▶ **Task to carry out**
Pick out every line holding the string "this" and copy it.

▶ **Records provided**
[Start]

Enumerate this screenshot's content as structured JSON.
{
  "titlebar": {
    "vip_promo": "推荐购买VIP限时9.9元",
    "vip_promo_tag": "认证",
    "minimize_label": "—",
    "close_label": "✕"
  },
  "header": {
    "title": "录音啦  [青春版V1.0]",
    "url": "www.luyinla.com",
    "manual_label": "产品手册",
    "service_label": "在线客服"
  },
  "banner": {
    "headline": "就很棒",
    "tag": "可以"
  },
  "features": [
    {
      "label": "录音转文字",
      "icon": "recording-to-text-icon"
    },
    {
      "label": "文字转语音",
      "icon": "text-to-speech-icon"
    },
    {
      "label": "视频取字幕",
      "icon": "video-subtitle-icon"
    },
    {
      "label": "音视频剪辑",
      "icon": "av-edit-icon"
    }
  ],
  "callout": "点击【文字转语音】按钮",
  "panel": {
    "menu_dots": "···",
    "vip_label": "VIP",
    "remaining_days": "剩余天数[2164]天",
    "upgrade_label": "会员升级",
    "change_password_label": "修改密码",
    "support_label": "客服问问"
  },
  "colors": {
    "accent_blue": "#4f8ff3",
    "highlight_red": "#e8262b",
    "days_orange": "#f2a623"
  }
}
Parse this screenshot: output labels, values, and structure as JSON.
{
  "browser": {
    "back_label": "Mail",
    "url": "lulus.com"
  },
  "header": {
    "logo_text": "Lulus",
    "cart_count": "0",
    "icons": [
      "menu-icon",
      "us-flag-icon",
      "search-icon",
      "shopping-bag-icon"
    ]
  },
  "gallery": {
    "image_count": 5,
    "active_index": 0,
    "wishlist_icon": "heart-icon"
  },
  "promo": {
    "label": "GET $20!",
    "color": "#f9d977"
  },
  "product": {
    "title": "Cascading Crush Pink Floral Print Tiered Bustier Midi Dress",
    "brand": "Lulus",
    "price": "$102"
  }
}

[End]

▶ **Exercise output**
Enumerate this screenshot's content as structured JSON.
Parse this screenshot: output labels, values, and structure as JSON.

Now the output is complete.